提供文本:
在上一篇文章ML-Agents与python的Low Level API通信中,我简要介绍了Python与Unity端的ML-Agents插件的通讯代码,如何正确运行一个能够进行强化学习训练的Unity环境,并获取到响应的信息,接下来将介绍如何利用自己的强化学习算法进行训练。
介绍
这里我利用了强化学习库PARL来训练ML-Agents的3DBall,使用的是PPO算法。
关于PPO的具体代码细节可以参考我以前的文章强化学习PPO代码讲解,这里不再讲述PPO的代码细节(之所以选择PARL,是因为感觉其代码通俗易懂)
PARL主要将代码分为了几个部分,首先是Model脚本,主要用来编写Actor,Critic等神经网络模型。然后是Algorithm脚本,主要编写具体的算法细节,主要有sample,predict,learn函数。还有storage脚本,主要用来存放经验池(reply buffer)。还有Config脚本,存放训练使用的超参数。Agent脚本,用来对Algorithm脚本进行进一步封装,是与环境交互的接口。最后才是训练入口脚本,调用agent脚本和环境进行交互。
主要源码分析
对于PPO算法,我们可以将其分为两个阶段。第一个是收集数据阶段,一个是训练模型阶段。
和SAC,DDPG等off-policy算法类型,PPO也有经验池,但是PPO是on-policy算法,所以收集数据和训练不能同时进行,每一次训练过后,我们都需要把旧的数据丢弃,重新用训练后的模型采集训练数据。
因此,大致流程是这样的:
- 所有智能体采集n个step的数据,存放到经验池中。
- 采集完成后,计算各个step的advantage,logprob等数据,同样存放起来。

展示数据:
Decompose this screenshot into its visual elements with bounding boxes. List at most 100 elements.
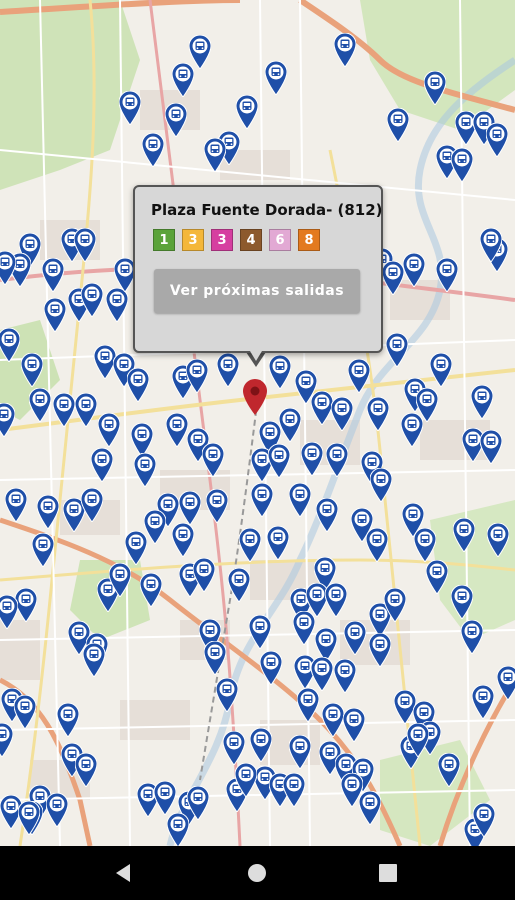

任务目标: 请从讲用PARL训练ML-Agents 3DBall的那篇文本的最后一句之后接着往下写。

练习答案:
- 利用经验池的数据进行m次PPO的更新
- 清空经验池数据,重新采样
from mlagents_envs.environment import UnityEnvironment
import numpy as np
from mlagents_envs.environment import ActionTuple
import argparse
import numpy as np
from parl.utils import logger, summary
from storage import RolloutStorage
from parl.algorithms import PPO
from agent import PPOAgent
from genenal_model import GenenalModel_Continuous_Divide
from genenal_config import genenal_config_continuous
from mlagents_envs.side_channel.engine_configuration_channel import EngineConfigurationChannel
# 创建环境
channel = EngineConfigurationChannel()
env = UnityEnvironment(file_name="UnityEnvironment", seed=1, side_channels=[channel])
channel.set_configuration_parameters(time_scale = 3.0)
env.reset()
# 获取环境信息
behavior_names = list(env.behavior_specs.keys())
behavior_value = list(env.behavior_specs.values())
for i in range(len(behavior_names)):
print(behavior_names[i])
print("obs:",behavior_value[i].observation_specs[0], " act:", behavior_value[0].action_spec)
discrete_actions = None
total_steps = 0
stepsNum = 0
obs_space = behavior_value[i].observation_specs[0]
act_space = behavior_value[i].action_spec.continuous_size
# 建立Actor Critic模型
model = GenenalModel_Continuous_Divide(obs_space, act_space, [256,128], [256,128])
config = genenal_config_continuous
config['batch_size'] = int(config['env_num'] * config['step_nums'])
config['num_updates'] = int(
config['train_total_steps'] // config['batch_size'])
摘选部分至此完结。